## Directive
Locate each line in the records that contains the word "Miles", and copy those lines.

## Data for processing

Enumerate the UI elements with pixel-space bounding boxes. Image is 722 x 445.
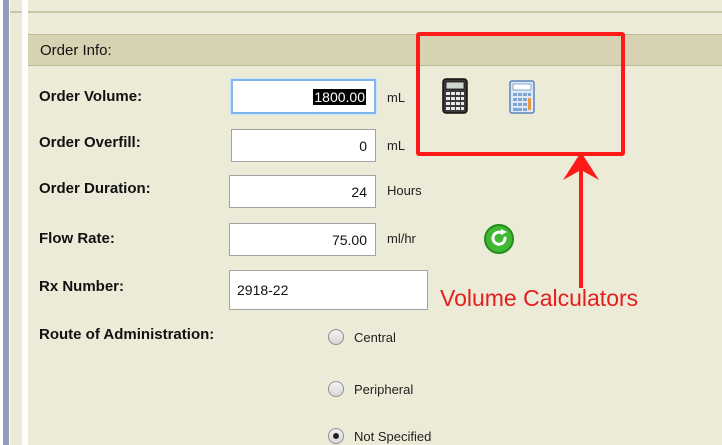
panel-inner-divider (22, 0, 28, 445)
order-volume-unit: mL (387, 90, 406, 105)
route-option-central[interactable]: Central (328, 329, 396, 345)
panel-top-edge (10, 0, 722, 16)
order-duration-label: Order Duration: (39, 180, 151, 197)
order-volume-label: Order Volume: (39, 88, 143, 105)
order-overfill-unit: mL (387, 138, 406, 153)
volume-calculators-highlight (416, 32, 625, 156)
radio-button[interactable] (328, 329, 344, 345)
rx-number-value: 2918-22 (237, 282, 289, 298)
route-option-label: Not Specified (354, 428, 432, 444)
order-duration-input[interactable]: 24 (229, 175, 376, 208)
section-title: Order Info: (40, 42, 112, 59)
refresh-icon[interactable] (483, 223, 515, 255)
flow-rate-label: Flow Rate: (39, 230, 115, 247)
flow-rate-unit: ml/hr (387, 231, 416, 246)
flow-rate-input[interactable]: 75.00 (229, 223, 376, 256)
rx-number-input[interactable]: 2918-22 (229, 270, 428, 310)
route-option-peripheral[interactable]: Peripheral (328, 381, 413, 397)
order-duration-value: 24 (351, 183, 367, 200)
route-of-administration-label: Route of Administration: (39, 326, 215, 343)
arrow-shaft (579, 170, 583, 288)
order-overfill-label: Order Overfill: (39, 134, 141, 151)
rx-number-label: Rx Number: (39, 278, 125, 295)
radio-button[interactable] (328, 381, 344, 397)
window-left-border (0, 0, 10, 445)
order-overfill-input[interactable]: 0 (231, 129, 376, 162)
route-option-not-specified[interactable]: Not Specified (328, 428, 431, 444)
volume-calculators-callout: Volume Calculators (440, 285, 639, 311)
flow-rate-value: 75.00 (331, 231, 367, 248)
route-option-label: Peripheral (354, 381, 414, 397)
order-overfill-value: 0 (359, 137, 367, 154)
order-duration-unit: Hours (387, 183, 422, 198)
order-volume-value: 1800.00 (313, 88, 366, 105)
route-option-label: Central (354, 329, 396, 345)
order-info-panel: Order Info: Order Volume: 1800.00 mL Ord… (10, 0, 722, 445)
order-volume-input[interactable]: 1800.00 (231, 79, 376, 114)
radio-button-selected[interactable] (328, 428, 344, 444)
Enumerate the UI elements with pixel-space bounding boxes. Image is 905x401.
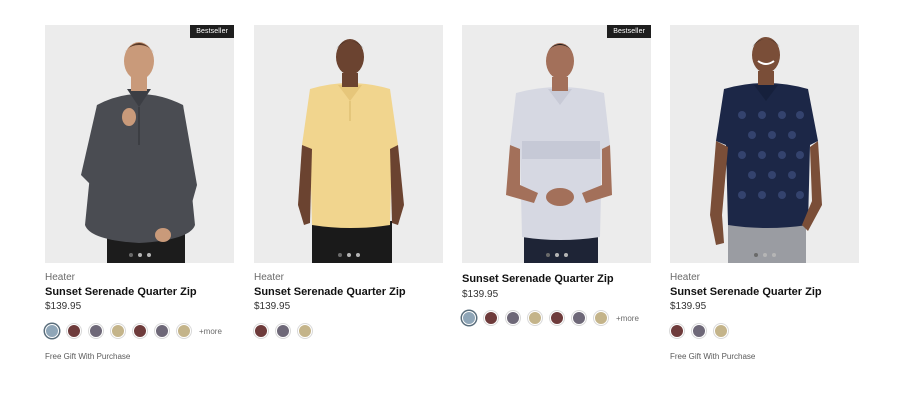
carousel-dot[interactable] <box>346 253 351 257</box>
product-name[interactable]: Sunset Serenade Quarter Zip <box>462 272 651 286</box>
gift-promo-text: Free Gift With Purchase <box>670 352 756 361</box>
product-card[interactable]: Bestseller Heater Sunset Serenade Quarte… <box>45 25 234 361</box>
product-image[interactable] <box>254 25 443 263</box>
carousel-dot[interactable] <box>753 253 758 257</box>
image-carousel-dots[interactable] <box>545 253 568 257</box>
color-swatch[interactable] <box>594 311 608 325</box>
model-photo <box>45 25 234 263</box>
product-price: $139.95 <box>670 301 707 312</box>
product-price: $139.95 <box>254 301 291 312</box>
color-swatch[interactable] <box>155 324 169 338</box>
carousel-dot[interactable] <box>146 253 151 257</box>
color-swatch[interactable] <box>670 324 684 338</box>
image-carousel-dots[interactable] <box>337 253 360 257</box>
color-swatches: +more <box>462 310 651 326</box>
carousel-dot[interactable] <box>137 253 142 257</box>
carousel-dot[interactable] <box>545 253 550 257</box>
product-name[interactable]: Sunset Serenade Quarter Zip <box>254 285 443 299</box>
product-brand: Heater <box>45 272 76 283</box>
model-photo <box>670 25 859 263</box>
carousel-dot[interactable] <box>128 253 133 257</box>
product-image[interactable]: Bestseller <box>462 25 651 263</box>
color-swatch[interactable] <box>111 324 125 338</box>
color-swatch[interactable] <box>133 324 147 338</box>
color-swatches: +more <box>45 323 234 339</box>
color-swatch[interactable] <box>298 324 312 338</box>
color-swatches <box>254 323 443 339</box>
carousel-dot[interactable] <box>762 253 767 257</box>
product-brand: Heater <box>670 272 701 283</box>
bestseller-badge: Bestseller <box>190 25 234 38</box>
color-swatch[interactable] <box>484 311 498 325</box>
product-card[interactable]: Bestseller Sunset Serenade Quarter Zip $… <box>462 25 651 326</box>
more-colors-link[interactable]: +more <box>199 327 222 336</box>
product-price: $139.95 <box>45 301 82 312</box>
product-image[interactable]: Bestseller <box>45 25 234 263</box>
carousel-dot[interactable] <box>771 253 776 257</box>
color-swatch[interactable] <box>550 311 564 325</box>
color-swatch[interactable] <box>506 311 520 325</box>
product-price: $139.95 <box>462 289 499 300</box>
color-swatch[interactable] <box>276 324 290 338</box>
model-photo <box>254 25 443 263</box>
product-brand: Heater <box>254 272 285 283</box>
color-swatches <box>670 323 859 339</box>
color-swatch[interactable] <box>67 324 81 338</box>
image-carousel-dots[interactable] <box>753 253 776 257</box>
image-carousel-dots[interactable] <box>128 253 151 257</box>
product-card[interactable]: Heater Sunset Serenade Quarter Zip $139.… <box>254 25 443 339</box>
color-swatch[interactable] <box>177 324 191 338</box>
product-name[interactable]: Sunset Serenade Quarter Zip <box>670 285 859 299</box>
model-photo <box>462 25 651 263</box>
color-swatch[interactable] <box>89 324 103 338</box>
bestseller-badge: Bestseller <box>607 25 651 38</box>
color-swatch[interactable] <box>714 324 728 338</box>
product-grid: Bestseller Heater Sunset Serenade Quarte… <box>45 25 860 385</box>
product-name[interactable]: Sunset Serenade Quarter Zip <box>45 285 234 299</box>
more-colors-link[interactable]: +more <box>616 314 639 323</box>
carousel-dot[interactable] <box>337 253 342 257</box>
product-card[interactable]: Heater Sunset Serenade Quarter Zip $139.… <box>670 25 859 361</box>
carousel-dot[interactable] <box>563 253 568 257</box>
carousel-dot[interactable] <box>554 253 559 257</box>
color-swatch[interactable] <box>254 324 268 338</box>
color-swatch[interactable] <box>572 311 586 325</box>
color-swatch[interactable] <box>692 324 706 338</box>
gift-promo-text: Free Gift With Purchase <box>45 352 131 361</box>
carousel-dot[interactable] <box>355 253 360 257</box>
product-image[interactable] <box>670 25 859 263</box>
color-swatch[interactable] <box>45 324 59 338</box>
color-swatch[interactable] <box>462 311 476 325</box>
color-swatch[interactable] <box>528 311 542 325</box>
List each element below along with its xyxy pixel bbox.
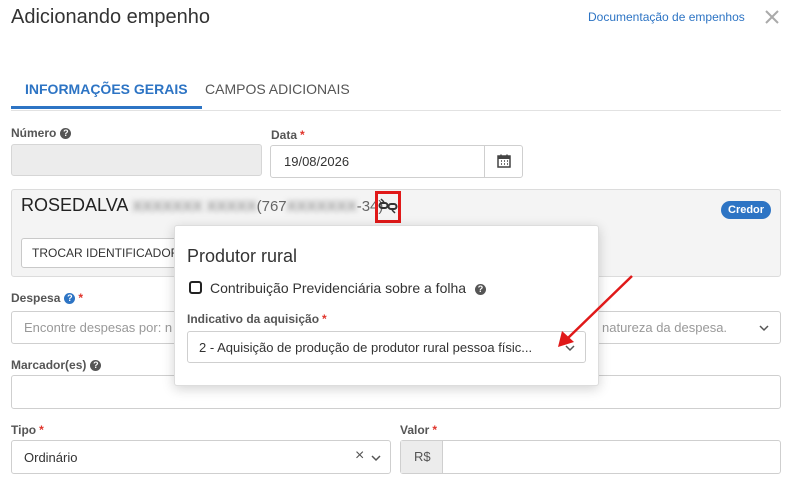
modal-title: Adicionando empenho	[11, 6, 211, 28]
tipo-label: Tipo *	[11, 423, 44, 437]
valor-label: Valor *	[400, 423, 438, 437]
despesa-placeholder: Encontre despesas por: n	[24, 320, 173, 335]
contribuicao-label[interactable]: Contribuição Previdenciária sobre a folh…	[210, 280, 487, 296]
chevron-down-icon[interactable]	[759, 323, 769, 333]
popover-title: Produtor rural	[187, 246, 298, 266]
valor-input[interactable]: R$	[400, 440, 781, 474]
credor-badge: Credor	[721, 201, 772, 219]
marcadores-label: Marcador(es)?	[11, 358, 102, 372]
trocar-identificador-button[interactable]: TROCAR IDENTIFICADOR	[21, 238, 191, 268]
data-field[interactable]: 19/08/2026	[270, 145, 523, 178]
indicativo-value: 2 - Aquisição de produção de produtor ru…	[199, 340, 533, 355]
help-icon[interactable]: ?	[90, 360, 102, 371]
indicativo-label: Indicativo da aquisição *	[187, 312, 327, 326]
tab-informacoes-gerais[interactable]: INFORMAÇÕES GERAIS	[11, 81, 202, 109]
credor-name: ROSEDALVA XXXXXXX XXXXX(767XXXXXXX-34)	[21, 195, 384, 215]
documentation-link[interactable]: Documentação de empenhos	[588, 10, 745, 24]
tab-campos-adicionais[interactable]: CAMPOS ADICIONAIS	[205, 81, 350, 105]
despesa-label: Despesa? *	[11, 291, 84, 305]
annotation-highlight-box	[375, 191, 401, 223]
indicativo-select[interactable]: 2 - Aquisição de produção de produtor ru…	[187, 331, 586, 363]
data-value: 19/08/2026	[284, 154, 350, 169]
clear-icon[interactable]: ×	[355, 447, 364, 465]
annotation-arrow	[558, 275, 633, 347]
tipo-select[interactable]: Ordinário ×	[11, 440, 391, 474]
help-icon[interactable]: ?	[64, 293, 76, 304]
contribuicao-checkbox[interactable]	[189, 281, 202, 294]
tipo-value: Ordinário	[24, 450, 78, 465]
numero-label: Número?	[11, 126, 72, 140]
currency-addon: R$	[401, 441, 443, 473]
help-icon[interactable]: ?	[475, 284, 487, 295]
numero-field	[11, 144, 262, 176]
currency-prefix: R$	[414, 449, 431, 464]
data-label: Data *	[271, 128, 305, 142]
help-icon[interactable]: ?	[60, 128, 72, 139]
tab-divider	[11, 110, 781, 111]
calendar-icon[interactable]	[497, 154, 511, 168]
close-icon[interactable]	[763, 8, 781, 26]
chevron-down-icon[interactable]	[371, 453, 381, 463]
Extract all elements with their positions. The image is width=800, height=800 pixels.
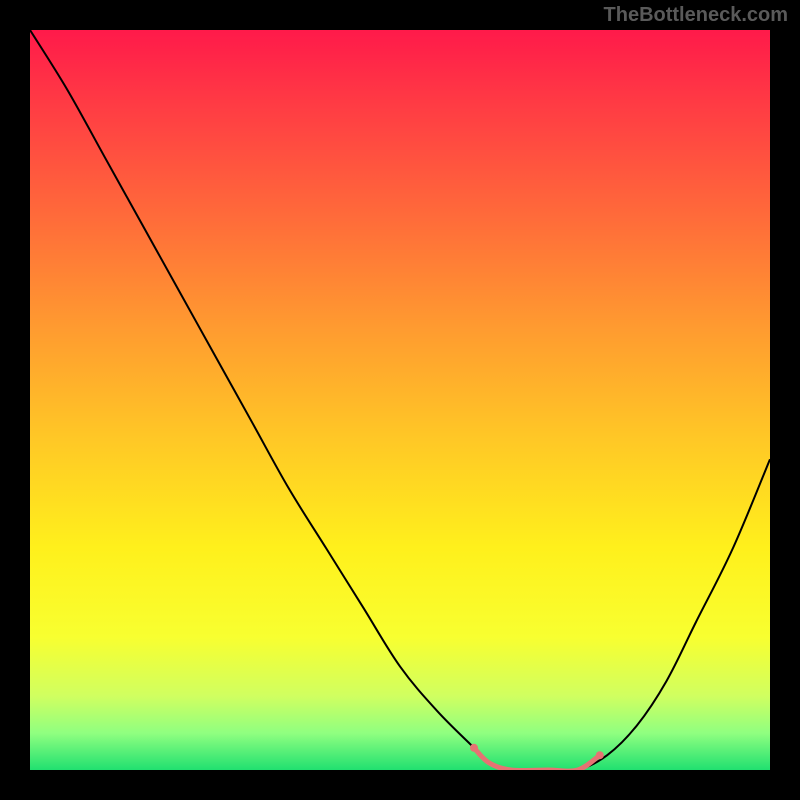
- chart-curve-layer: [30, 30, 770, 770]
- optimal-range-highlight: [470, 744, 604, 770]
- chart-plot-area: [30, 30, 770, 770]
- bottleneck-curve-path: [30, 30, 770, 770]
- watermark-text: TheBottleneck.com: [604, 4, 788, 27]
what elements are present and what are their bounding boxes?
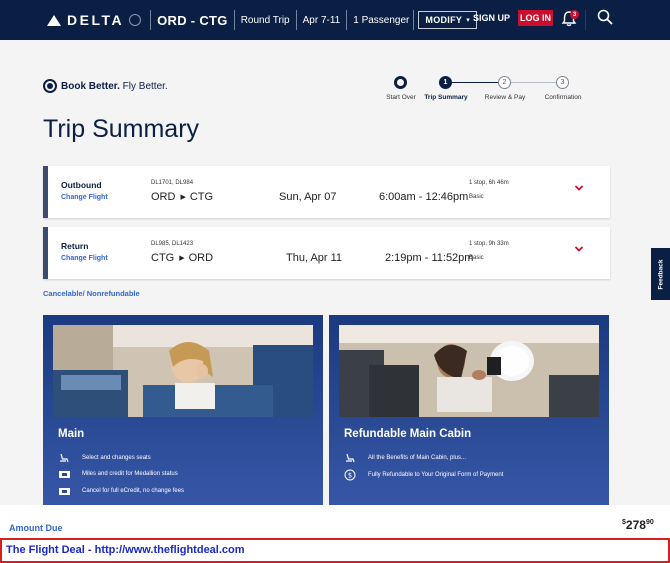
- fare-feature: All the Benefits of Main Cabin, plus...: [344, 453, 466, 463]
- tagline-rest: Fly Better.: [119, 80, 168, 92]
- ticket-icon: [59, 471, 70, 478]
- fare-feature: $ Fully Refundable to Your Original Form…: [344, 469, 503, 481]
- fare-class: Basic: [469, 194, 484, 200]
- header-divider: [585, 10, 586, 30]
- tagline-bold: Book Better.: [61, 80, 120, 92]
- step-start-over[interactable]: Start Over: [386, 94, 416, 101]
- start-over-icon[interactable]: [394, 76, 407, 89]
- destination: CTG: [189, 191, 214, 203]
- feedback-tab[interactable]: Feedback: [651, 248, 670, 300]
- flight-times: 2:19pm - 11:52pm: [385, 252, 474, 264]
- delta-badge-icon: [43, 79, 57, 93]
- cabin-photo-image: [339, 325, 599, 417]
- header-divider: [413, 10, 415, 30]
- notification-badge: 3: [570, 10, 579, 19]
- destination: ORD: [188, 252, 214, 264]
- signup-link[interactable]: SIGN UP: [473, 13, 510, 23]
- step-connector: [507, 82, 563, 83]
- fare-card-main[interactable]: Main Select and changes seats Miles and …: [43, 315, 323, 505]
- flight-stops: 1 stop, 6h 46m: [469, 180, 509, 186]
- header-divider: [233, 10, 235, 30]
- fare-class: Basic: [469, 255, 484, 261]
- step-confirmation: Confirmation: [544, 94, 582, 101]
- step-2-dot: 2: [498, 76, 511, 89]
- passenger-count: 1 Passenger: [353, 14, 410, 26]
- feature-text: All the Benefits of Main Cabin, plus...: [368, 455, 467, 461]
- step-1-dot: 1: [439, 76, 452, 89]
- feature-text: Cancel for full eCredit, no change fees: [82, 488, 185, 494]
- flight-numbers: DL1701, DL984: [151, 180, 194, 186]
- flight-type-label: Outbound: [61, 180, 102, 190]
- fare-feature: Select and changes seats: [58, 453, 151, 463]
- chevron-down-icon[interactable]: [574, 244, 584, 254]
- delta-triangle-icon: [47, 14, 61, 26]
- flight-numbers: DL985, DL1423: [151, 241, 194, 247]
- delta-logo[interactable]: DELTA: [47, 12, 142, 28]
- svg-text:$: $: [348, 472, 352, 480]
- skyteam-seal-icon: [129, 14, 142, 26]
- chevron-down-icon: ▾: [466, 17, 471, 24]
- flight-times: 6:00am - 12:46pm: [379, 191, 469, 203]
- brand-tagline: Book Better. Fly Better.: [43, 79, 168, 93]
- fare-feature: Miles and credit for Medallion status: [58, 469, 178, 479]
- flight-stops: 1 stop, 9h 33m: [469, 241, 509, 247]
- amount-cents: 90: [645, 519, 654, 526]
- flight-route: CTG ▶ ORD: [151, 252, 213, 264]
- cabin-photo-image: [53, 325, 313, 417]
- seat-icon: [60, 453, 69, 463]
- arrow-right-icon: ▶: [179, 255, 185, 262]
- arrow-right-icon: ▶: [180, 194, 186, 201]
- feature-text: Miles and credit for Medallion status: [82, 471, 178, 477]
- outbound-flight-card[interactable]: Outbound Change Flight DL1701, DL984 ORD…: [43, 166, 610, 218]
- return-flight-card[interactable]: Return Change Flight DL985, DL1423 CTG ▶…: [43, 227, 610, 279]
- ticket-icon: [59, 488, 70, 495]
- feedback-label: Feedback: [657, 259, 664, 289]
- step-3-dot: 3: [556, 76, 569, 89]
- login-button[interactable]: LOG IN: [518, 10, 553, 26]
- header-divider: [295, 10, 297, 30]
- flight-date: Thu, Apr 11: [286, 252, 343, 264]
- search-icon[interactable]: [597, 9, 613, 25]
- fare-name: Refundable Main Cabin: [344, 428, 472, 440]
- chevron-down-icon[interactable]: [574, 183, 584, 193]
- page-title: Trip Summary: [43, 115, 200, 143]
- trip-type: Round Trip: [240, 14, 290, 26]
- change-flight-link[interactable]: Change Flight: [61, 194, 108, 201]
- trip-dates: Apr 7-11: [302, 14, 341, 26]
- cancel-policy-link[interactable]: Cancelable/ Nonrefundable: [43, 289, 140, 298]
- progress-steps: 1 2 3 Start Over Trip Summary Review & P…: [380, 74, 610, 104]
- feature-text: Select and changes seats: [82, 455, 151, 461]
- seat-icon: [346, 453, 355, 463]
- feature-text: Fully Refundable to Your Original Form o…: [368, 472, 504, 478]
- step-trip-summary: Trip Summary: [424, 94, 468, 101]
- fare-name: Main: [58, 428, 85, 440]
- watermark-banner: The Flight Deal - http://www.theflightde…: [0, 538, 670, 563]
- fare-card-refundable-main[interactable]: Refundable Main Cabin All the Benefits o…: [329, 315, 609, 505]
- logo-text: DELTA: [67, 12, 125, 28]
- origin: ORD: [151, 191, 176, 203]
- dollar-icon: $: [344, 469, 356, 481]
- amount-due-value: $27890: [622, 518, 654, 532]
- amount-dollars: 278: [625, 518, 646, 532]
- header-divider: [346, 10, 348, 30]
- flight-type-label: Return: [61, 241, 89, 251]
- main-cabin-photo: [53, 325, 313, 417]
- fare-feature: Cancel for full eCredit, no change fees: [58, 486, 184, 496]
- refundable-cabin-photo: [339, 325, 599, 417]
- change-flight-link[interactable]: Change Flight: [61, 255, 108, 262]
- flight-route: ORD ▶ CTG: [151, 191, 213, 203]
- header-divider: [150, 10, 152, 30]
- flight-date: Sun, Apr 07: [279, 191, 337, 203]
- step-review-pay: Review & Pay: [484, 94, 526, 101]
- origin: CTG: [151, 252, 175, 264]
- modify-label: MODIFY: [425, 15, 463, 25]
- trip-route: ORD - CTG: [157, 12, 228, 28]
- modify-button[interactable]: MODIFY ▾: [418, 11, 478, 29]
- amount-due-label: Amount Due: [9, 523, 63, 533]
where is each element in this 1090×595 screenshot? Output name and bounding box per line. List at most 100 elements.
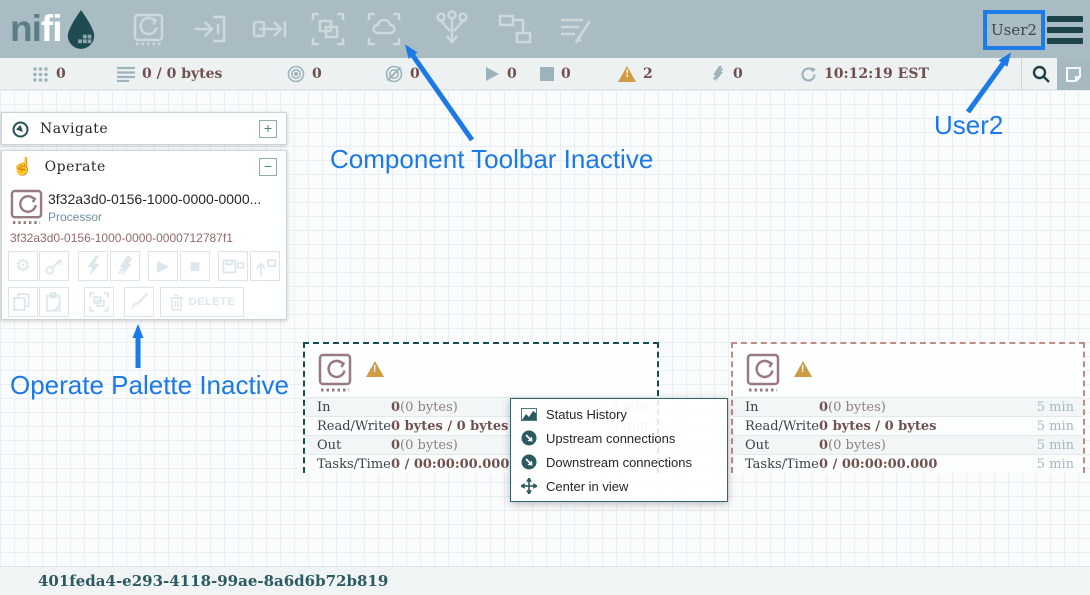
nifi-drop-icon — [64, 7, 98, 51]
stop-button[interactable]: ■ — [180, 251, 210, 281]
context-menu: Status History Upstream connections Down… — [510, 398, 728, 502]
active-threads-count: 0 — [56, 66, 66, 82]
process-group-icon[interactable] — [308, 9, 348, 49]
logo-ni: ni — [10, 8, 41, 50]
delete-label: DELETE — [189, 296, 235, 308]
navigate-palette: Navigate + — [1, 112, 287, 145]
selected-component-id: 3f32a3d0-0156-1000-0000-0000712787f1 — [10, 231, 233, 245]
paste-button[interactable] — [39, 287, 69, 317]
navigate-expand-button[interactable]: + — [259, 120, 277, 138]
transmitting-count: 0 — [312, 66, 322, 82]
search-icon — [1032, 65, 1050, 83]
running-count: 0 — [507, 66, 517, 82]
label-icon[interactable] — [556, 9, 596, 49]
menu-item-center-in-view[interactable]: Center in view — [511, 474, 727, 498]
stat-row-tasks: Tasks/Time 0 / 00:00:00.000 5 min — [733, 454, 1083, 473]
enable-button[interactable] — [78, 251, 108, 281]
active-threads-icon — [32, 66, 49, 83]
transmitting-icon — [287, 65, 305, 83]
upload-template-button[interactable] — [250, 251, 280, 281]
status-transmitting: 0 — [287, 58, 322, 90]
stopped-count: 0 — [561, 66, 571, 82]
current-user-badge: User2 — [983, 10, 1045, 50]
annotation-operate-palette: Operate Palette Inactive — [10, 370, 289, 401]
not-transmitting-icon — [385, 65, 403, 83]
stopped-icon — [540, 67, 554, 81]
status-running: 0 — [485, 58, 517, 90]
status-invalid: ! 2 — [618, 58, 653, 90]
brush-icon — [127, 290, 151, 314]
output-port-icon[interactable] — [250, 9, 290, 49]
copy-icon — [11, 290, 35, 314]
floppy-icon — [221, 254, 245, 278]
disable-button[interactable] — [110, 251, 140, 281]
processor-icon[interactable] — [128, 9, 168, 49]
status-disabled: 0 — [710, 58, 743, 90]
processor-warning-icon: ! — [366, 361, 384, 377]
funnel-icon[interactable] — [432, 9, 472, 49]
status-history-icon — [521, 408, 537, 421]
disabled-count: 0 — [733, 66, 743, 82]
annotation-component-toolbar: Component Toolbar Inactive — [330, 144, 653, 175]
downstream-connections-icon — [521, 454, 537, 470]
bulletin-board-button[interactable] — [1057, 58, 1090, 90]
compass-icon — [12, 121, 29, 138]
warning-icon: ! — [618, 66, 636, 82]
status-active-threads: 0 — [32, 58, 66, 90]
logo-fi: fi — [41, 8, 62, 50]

## Correct result
- fare-card-main[interactable]: Main Select and changes seats Miles and …: [43, 315, 323, 505]
- fare-feature: Miles and credit for Medallion status: [58, 469, 178, 479]
- feature-text: Miles and credit for Medallion status: [82, 471, 178, 477]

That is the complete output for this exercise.